SOURCE DOCUMENT =
§ §
Before doing that, I want to move to the 64-bit version, so a quick question: I understand that Tb (and Fx) installers now go to any existing directories, so all I need to do is to download and run the 64-bit installer, which will automatically use my existing profiles. Is that correct?
Given the number of various problems I have had recently, I just don't want to create another one by my own actions, thus my query.
I pinged smtp.centurylink.net, which returned a round-trip average speed of 47ms. and a ping of smtp.gmail.com returned an average speed of 41ms; neither had any loss. Is this any indication of anything meaningful?
I suggest you install it in the existing installation directory to avoid problems due to the "dedicated profile per installation" feature (which will complain that your profile doesn't support that version). Don't worry about the conventions of what directories are used for 32 and 64 bit programs.
The ping round trip speed doesn't mean anything. If it said it lost packets it would.
1. Traceroute from TP-Link Archer AX50 router:
traceroute to smtp.centurylink.net (18.104.22.168), 20 hops max, 38 byte packets
1 192.168.0.1 (192.168.0.1) 0.905 ms 0.788 ms 0.617 ms
2 albq-dsl-gw48.albq.qwest.net (22.214.171.124) 21.187 ms 21.303 ms 21.316 ms
3 67-42-136-73.albq.qwest.net (126.96.36.199) 70.402 ms 21.535 ms 20.841 ms
4 ftw-edge-02.inet.qwest.net (188.8.131.52) 45.396 ms 45.350 ms 53.623 ms
5 184.108.40.206 (220.127.116.11) 45.929 ms 44.929 ms 45.510 ms
6 das1-v3005.dl2.savvis.net (18.104.22.168) 45.518 ms 46.062 ms das1-v3006.dl2.savvis.net (22.214.171.124) 45.388 ms
7 126.96.36.199 (188.8.131.52) 45.441 ms 45.693 ms 45.360 ms
There were only seven links. I have no idea if this data is good or otherwise.
2. Rebooted router, no change.
3. Suspended Comodo Firewall, no change.
4. Turned off Windows Defender, no change.
5. Turned off Malwarebytes, no change.
6. Turned off SuperAntiSpyware, no change.
Granted that I have no understanding of this problem, I now have what ever `less than no understanding' might be called.
Why is that?
§ §
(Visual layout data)
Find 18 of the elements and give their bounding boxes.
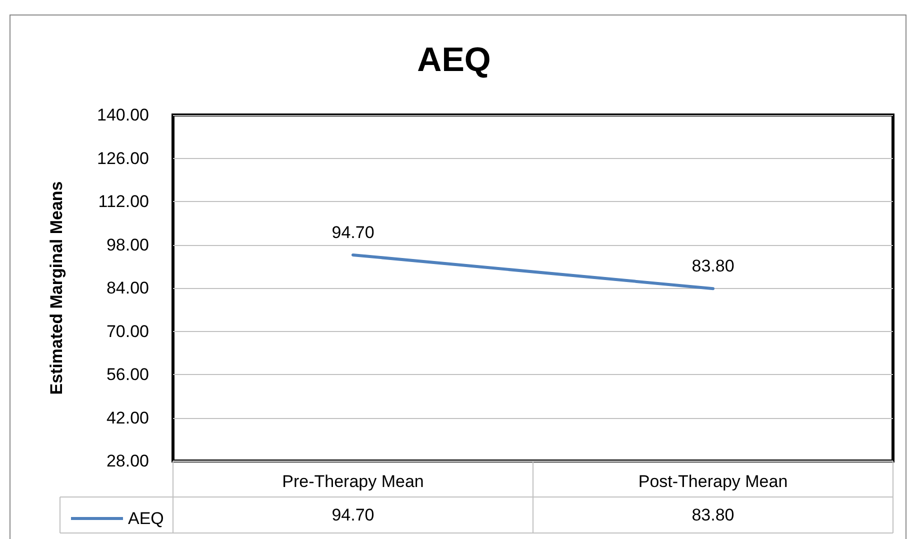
y-tick-label: 140.00 — [97, 106, 149, 124]
text: 83.80 — [692, 256, 734, 276]
y-tick-label: 56.00 — [106, 365, 149, 384]
y-tick-label: 70.00 — [106, 322, 149, 341]
y-axis-title: Estimated Marginal Means — [47, 181, 66, 395]
text: 94.70 — [332, 222, 374, 242]
y-tick-label: 84.00 — [106, 278, 149, 298]
data-label: 94.70 — [332, 506, 374, 524]
chart-title: AEQ — [417, 41, 491, 79]
y-tick-label: 28.00 — [106, 452, 149, 470]
legend-label: AEQ — [128, 509, 164, 528]
y-tick-label: 98.00 — [106, 235, 149, 254]
data-label: 83.80 — [692, 506, 734, 524]
y-tick-label: 126.00 — [97, 148, 149, 168]
y-tick-label: 42.00 — [106, 408, 149, 428]
x-tick-label: Post-Therapy Mean — [638, 472, 788, 491]
y-tick-label: 112.00 — [98, 192, 149, 211]
x-tick-label: Pre-Therapy Mean — [282, 472, 424, 491]
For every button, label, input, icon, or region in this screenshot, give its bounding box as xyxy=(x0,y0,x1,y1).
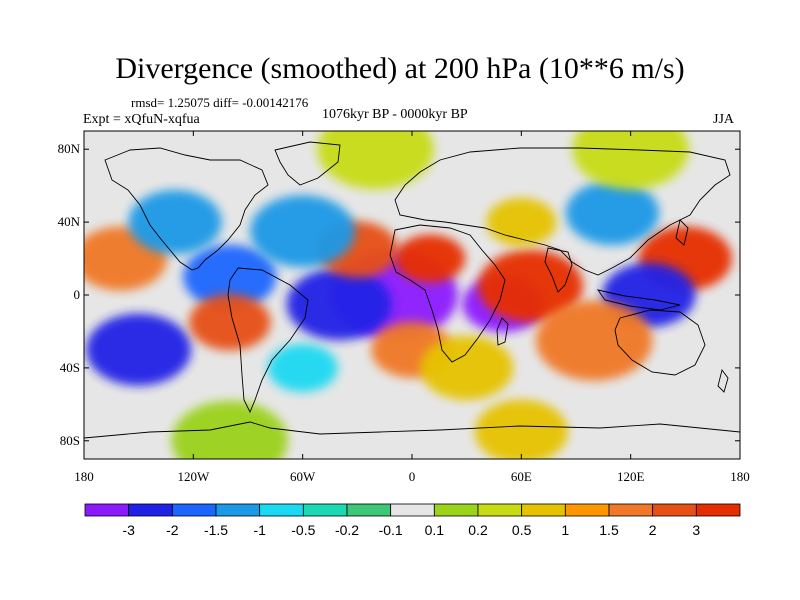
field-blob xyxy=(395,234,466,283)
coast-antarctica xyxy=(84,421,740,439)
colorbar-label: 1.5 xyxy=(599,522,619,538)
colorbar-swatch xyxy=(84,503,130,517)
colorbar-swatch xyxy=(433,503,479,517)
field-blob xyxy=(572,131,689,190)
colorbar-swatch xyxy=(128,503,173,517)
colorbar-swatch xyxy=(695,503,741,517)
lat-label: 40N xyxy=(58,214,81,229)
colorbar-label: -1.5 xyxy=(204,522,228,538)
coast-india xyxy=(544,247,573,293)
colorbar-label: 2 xyxy=(649,522,657,538)
colorbar-swatch xyxy=(302,503,348,517)
field-blob xyxy=(474,399,568,459)
field-blob xyxy=(317,131,434,190)
field-blob xyxy=(286,268,392,341)
colorbar-swatch xyxy=(259,503,304,517)
colorbar-swatch xyxy=(390,503,435,517)
lat-label: 0 xyxy=(74,287,81,302)
field-blob xyxy=(250,195,356,268)
coast-south-america xyxy=(227,267,309,414)
map-panel: 80N 40N 0 40S 80S 180 120W 60W 0 60E 120E 180 xyxy=(58,130,750,484)
field-blob xyxy=(267,343,338,392)
colorbar-label: -0.1 xyxy=(379,522,403,538)
colorbar-swatch xyxy=(171,503,217,517)
coast-greenland xyxy=(274,141,341,186)
colorbar: -3 -2 -1.5 -1 -0.5 -0.2 -0.1 0.1 0.2 0.5 1 1.5 2 3 xyxy=(84,503,741,538)
field-blob xyxy=(477,249,583,322)
colorbar-swatch xyxy=(346,503,392,517)
field-blob xyxy=(128,190,222,255)
colorbar-label: -3 xyxy=(122,522,135,538)
field-blob xyxy=(188,294,271,351)
map-title: Divergence (smoothed) at 200 hPa (10**6 … xyxy=(115,52,685,85)
stats-line: rmsd= 1.25075 diff= -0.00142176 xyxy=(131,95,309,110)
axis-ticks xyxy=(83,131,741,459)
coast-madagascar xyxy=(496,317,509,346)
lon-label: 60W xyxy=(290,469,316,484)
lon-label: 120W xyxy=(177,469,210,484)
coast-eurasia xyxy=(394,147,731,276)
longitude-labels: 180 120W 60W 0 60E 120E 180 xyxy=(74,469,750,484)
colorbar-label: -0.2 xyxy=(335,522,359,538)
season-label: JJA xyxy=(713,112,735,127)
coast-new-zealand xyxy=(717,368,729,393)
lat-label: 80S xyxy=(60,433,80,448)
lon-label: 60E xyxy=(511,469,532,484)
lon-label: 180 xyxy=(730,469,750,484)
colorbar-label: 0.2 xyxy=(468,522,488,538)
lon-label: 0 xyxy=(409,469,416,484)
colorbar-label: -1 xyxy=(253,522,266,538)
colorbar-label: 3 xyxy=(692,522,700,538)
lon-label: 120E xyxy=(617,469,645,484)
field-blob xyxy=(86,313,192,386)
coast-north-america xyxy=(104,147,269,271)
coast-indonesia xyxy=(596,289,681,311)
colorbar-swatch xyxy=(564,503,610,517)
field-blob xyxy=(183,244,277,309)
coast-japan xyxy=(675,219,689,246)
field-blob xyxy=(420,335,514,400)
colorbar-swatch xyxy=(652,503,697,517)
field-blob xyxy=(171,400,289,459)
colorbar-swatch xyxy=(215,503,261,517)
colorbar-label: 0.1 xyxy=(425,522,445,538)
latitude-labels: 80N 40N 0 40S 80S xyxy=(58,141,81,448)
lon-label: 180 xyxy=(74,469,94,484)
colorbar-swatch xyxy=(477,503,523,517)
experiment-label: Expt = xQfuN-xqfua xyxy=(83,112,200,127)
coast-australia xyxy=(614,309,706,376)
colorbar-swatch xyxy=(521,503,566,517)
period-label: 1076kyr BP - 0000kyr BP xyxy=(322,107,468,122)
colorbar-swatch xyxy=(608,503,654,517)
colorbar-label: 1 xyxy=(561,522,569,538)
lat-label: 80N xyxy=(58,141,81,156)
colorbar-label: -2 xyxy=(166,522,179,538)
lat-label: 40S xyxy=(60,360,80,375)
colorbar-label: -0.5 xyxy=(291,522,315,538)
coastlines xyxy=(84,141,740,439)
field-blob xyxy=(535,300,653,381)
coast-africa xyxy=(389,224,506,363)
colorbar-label: 0.5 xyxy=(512,522,532,538)
field-blob xyxy=(565,180,660,246)
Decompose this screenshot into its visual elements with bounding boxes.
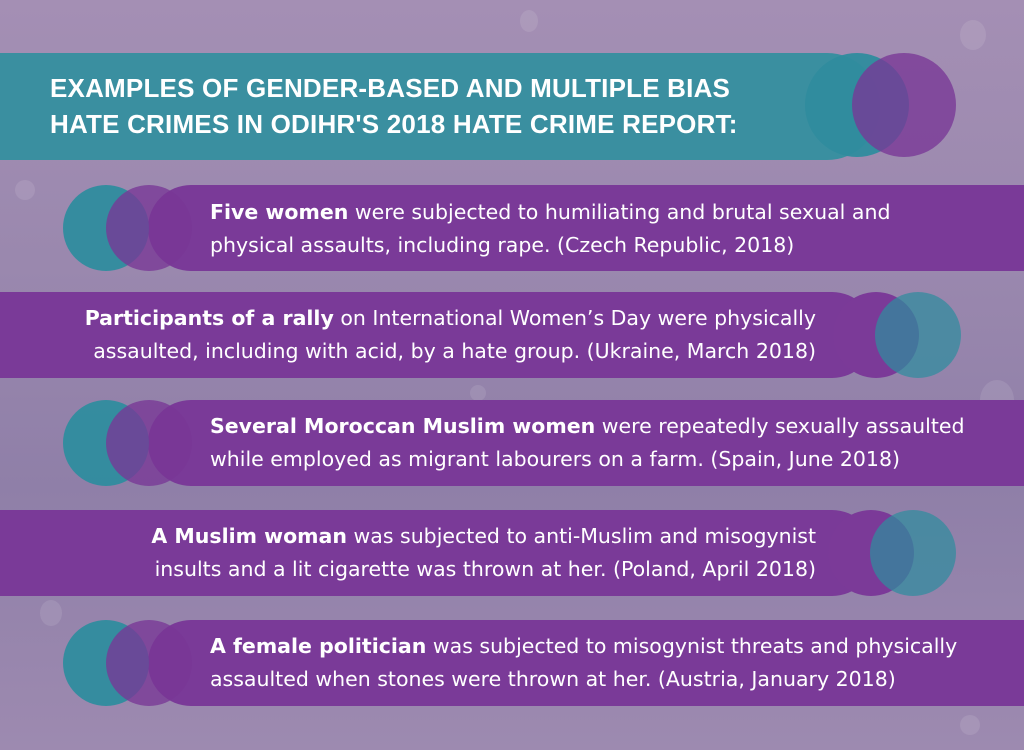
§ §
EXERCISE OBJECTIVE = Please reproduce the stretch of the mail troubleshooting thread from "The ping round" through "Firewall, no change.".

EXERCISE OUTPUT =
The ping round trip speed doesn't mean anything. If it said it lost packets it would.
1. Traceroute from TP-Link Archer AX50 router:
traceroute to smtp.centurylink.net (18.104.22.168), 20 hops max, 38 byte packets
1 192.168.0.1 (192.168.0.1) 0.905 ms 0.788 ms 0.617 ms
2 albq-dsl-gw48.albq.qwest.net (22.214.171.124) 21.187 ms 21.303 ms 21.316 ms
3 67-42-136-73.albq.qwest.net (126.96.36.199) 70.402 ms 21.535 ms 20.841 ms
4 ftw-edge-02.inet.qwest.net (188.8.131.52) 45.396 ms 45.350 ms 53.623 ms
5 184.108.40.206 (220.127.116.11) 45.929 ms 44.929 ms 45.510 ms
6 das1-v3005.dl2.savvis.net (18.104.22.168) 45.518 ms 46.062 ms das1-v3006.dl2.savvis.net (22.214.171.124) 45.388 ms
7 126.96.36.199 (188.8.131.52) 45.441 ms 45.693 ms 45.360 ms
There were only seven links. I have no idea if this data is good or otherwise.
2. Rebooted router, no change.
3. Suspended Comodo Firewall, no change.